───── Data to use

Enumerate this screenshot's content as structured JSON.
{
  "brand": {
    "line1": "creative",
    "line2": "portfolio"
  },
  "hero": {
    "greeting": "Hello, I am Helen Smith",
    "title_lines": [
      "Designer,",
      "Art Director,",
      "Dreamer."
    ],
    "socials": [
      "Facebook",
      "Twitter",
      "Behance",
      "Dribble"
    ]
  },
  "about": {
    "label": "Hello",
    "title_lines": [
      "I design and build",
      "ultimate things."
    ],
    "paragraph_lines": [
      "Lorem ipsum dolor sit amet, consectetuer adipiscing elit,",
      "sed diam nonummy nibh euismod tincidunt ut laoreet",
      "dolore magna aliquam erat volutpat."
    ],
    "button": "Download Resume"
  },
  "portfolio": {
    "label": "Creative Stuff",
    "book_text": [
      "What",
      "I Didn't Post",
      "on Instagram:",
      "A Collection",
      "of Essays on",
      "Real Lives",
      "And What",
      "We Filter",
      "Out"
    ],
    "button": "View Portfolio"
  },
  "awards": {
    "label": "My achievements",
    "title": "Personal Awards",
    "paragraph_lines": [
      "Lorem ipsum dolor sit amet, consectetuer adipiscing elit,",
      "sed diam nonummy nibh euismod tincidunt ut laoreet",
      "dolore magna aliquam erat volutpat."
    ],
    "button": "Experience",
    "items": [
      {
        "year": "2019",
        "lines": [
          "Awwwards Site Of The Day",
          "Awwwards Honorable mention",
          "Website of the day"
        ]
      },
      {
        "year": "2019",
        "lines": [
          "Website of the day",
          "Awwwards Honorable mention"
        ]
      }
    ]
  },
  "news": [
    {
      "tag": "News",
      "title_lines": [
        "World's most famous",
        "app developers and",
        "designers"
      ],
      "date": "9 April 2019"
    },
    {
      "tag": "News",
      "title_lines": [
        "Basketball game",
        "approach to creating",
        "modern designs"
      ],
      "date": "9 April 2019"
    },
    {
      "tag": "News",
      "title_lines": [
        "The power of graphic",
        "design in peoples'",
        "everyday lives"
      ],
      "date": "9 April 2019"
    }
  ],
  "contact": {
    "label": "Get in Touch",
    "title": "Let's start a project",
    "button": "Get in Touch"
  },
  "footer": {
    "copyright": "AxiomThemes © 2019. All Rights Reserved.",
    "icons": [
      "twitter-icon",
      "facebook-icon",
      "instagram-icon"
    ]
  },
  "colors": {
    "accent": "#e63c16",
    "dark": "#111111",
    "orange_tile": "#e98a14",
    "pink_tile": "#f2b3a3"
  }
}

──────────

● **Given instruction**: Show all lines from the listing above in which "Website" appears.

● **Solution to this exercise**:
          "Website of the day"
          "Website of the day",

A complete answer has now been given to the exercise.